**TO DO**
Among the entries, which lines carry the string "قوله"? Copy each of them.

#### RAW RECORDS

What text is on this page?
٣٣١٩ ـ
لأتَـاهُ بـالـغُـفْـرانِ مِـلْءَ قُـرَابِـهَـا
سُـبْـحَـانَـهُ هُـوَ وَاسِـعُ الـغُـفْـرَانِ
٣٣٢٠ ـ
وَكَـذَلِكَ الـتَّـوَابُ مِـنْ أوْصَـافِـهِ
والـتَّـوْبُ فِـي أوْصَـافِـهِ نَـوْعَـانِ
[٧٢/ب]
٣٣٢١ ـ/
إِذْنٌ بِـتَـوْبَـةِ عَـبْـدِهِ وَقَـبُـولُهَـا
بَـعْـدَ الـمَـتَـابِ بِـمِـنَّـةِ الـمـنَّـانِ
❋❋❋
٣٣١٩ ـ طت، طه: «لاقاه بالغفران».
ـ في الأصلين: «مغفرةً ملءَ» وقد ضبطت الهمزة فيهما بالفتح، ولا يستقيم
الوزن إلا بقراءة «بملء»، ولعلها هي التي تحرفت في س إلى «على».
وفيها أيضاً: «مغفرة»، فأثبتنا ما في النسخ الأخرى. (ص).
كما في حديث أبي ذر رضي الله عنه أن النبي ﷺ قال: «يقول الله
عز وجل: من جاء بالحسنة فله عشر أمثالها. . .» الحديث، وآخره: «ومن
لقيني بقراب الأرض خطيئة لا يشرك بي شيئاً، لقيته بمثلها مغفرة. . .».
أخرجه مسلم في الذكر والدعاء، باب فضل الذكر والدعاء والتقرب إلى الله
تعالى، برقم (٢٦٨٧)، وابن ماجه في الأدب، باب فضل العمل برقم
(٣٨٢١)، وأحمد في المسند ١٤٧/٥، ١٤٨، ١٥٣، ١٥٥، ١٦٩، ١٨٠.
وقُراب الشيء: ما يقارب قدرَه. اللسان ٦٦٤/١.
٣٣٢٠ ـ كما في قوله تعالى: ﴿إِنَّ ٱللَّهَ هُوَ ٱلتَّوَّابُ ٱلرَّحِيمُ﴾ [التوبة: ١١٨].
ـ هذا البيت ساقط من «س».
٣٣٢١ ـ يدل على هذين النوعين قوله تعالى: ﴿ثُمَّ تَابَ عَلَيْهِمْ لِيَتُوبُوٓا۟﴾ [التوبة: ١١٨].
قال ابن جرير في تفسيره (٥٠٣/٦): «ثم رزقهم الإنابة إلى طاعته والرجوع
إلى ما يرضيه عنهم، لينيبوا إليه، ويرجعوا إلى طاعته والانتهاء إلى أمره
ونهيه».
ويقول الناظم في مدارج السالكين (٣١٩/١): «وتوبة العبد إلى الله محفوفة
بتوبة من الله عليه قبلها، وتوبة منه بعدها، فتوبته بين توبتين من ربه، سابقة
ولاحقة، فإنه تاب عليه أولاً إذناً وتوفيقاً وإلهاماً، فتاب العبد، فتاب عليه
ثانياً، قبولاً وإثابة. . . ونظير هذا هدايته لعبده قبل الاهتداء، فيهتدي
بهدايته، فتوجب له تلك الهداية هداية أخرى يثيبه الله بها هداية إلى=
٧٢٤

########

**THE RESULT**
٣٣٢٠ ـ كما في قوله تعالى: ﴿إِنَّ ٱللَّهَ هُوَ ٱلتَّوَّابُ ٱلرَّحِيمُ﴾ [التوبة: ١١٨].
٣٣٢١ ـ يدل على هذين النوعين قوله تعالى: ﴿ثُمَّ تَابَ عَلَيْهِمْ لِيَتُوبُوٓا۟﴾ [التوبة: ١١٨].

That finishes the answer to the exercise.